[TO-DO LIST]
**a.** In the speech on power and liberty, where is Cape Finisterre said to be?
**b.** Write the passage that comes next in the speech on power and liberty, picking up after its final sentence.

[SOURCE EXTRACT]
________________________

Disguise it as you may, the controversy is one between power and liberty; and I tell the gentlemen who are opposed to me, that, as strong as may be the love of power on their side, the love of liberty is still stronger on ours. History furnishes many instances of similar struggles, where the love of liberty has prevailed against power under every disadvantage, and among them few more striking than that of our own Revolution; where, as strong as was the parent country, and feeble as were the Colonies, yet, under the impulse of liberty, and the blessing of God, they gloriously triumphed in the contest. There are, indeed, many striking analogies between that and the present controversy. They both originated substantially in the same cause--with this difference--in the present case, the power of taxation is converted into that of regulating industry; in the other the power of regulating industry, by the regulation of commerce, was attempted to be converted into the power of taxation. Were I to trace the analogy further, we should find that the perversion of the taxing power, in the one case, has given precisely the same control to the northern section over the industry of the southern section of the Union, which the power to regulate commerce gave to Great Britain over the industry of the Colonies in the other; and that the very articles in which the Colonies were permitted to have a free trade, and those in which the mother-country had a monopoly, are almost identically the same as those in which the Southern States are permitted to have a free trade by the Act of 1832, and in which the Northern States have, by the same act, secured a monopoly. The only difference is in the means. In the former, the Colonies were permitted to have a free trade with all countries south of Cape Finisterre, a cape in the northern part of Spain; while north of that, the trade of the Colonies was prohibited, except through the mother-country, by means of her commercial regulations. If we compare the products of the country north and south of Cape Finisterre, we shall find them almost identical with the list of last year. Nor does the analogy terminate here. The very arguments resorted to at the commencement of the American Revolution, and the measures adopted, and the motives assigned to bring on that contest , are almost identically the same.

________________________

[DATASET]
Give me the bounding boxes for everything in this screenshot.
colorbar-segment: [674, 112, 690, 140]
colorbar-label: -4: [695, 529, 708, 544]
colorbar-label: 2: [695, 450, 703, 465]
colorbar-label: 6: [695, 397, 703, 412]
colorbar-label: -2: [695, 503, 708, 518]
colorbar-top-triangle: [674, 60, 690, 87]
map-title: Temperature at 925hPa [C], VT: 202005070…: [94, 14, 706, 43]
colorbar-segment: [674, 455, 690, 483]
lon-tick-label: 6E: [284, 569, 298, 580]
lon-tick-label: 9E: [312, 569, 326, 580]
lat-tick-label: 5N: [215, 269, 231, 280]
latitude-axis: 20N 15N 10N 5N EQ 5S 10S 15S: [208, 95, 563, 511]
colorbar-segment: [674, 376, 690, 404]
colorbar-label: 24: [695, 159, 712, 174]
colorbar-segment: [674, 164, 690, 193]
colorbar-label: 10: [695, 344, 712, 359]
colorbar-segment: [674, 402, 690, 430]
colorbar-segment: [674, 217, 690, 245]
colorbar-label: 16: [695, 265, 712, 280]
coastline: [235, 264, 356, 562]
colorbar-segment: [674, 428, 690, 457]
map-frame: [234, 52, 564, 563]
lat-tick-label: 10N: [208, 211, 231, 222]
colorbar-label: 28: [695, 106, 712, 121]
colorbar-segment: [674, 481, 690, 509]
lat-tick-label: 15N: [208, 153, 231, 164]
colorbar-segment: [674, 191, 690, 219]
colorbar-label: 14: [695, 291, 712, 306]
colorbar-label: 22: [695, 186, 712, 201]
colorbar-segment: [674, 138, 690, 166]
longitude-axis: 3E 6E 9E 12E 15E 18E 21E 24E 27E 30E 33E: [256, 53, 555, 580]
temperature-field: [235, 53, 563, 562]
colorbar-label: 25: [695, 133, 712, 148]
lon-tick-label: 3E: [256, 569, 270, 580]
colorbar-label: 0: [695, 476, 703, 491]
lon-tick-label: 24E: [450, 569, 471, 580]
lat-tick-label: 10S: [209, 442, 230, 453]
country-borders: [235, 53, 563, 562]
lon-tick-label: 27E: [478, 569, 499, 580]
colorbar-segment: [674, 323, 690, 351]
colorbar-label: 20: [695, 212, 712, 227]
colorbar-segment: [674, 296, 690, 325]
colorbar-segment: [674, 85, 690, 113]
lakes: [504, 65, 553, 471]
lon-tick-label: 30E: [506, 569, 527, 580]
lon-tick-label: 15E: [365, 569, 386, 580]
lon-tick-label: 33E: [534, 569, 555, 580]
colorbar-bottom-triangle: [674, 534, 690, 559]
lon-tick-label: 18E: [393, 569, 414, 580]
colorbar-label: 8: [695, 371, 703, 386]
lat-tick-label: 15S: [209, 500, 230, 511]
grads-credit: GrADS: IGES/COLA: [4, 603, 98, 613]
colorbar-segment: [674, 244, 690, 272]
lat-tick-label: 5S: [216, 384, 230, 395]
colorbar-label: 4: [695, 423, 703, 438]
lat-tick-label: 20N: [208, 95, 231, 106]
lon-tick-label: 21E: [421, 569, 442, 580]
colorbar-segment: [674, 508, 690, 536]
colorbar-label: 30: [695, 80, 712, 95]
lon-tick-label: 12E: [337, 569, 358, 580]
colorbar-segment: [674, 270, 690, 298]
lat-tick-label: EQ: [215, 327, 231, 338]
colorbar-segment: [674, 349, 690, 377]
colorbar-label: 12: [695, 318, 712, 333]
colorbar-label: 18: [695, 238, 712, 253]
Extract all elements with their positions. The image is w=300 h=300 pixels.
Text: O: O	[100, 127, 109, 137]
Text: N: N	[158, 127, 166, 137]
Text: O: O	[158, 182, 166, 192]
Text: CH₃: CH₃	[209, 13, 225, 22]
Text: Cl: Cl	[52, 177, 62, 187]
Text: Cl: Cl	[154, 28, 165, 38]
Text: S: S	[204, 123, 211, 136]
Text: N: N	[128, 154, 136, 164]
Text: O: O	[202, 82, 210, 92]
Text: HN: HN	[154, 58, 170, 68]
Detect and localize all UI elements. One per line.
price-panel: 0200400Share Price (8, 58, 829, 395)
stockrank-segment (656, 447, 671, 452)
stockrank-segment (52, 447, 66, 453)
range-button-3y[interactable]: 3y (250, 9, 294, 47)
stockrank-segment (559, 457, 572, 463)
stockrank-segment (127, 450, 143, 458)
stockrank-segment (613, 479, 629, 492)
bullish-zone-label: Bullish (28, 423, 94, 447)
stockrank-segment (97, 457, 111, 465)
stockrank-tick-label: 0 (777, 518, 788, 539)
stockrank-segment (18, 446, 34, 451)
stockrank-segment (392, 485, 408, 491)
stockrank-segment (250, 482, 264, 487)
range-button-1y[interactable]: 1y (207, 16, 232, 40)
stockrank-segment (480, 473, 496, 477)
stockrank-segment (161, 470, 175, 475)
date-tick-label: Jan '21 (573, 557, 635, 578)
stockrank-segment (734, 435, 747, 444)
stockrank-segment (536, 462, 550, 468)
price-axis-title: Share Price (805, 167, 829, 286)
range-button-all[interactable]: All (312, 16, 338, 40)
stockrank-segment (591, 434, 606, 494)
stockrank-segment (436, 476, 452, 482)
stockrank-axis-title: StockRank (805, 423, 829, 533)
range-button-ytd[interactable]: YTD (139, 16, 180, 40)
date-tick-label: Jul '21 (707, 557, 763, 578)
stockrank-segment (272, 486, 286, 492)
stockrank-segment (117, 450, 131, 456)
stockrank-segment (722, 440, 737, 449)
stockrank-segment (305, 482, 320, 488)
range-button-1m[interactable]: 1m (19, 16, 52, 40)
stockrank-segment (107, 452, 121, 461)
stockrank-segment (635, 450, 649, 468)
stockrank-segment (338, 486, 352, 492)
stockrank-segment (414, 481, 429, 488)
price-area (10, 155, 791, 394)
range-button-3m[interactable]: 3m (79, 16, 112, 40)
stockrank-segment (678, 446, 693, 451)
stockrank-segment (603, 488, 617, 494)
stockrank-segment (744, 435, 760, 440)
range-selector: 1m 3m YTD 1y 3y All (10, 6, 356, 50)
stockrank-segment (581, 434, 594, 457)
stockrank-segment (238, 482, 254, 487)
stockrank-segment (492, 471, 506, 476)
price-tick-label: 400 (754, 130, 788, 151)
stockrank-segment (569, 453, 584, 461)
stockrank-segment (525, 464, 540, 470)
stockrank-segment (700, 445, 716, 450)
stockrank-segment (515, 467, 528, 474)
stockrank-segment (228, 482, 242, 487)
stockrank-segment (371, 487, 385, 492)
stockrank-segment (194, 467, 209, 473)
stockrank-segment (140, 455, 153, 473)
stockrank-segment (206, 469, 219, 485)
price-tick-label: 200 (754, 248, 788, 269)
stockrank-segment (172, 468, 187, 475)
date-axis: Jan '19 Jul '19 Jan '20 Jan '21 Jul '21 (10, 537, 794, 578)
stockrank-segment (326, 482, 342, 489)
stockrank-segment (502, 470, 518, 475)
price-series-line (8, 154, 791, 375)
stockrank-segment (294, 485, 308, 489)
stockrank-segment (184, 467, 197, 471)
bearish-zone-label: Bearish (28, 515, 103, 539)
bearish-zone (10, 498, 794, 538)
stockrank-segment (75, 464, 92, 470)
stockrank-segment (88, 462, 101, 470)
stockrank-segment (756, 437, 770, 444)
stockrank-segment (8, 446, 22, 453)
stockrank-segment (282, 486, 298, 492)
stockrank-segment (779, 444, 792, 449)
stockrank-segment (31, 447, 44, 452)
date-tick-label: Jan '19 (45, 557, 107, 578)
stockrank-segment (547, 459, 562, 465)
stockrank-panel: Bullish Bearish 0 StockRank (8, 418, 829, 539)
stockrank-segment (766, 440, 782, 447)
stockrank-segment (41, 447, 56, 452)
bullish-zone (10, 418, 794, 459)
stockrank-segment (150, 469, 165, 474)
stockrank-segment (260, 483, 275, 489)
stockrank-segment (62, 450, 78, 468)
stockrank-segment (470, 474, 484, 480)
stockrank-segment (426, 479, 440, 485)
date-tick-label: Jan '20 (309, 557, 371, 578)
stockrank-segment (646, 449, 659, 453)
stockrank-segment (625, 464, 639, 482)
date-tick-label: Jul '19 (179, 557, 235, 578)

________________________

[ANSWERS TO THE EXERCISES]
**a.** In the northern part of Spain.

**b.**
But to return from this digression to the consideration of the bill. Whatever difference of opinion may exist upon other points, there is one on which I should suppose there can be none; that this bill rests upon principles which, if carried out, will ride over State sovereignties, and that it will be idle for any advocates hereafter to talk of State rights. The Senator from Virginia says that he is the advocate of State rights; but he must permit me to tell him that, although he may differ in premises from the other gentlemen with whom he acts on this occasion, yet, in supporting this bill, he obliterates every vestige of distinction between him and them, saving only that, professing the principles of '98, his example will be more pernicious than that of the most open and bitter opponent of the rights of the States. I will also add, what I am compelled to say, that I must consider him as less consistent than our old opponents, whose conclusions were fairly drawn from their premises, while his premises ought to have led him to opposite conclusions. The gentleman has told us that the new-fangled doctrines, as he chooses to call them, have brought State rights into disrepute. I must tell him, in reply, that what he calls new-fangled are but the doctrines of '98; and that it is he , and others with him, who, professing these doctrines, have degraded them by explaining away their meaning and efficacy.

He has disclaimed, in behalf of Virginia, the authorship of nullification. I will not dispute that point. If Virginia chooses to throw away one of her brightest ornaments, she must not hereafter complain that it has become the property of another. But while I have, as a representatives of Carolina, no right to complain of the disavowal of the Senator from Virginia, I must believe that he has done his native State great injustice by declaring on this floor, that when she gravely resolved, in '98, that "in cases of deliberate and dangerous infractions of the Constitution, the States, as parties to the compact, have the right, and are in duty bound, to interpose to arrest the progress of the evil, and to maintain within their respective limits the authorities, rights, and liberties appertaining to them," she meant no more than to proclaim the right to protest and to remonstrate. To suppose that, in putting forth so solemn a declaration, which she afterward sustained by so able and elaborate an argument, she meant no more than to assert what no one had ever denied, would be to suppose that the State had been guilty of the most egregious trifling that ever was exhibited on so solemn an occasion.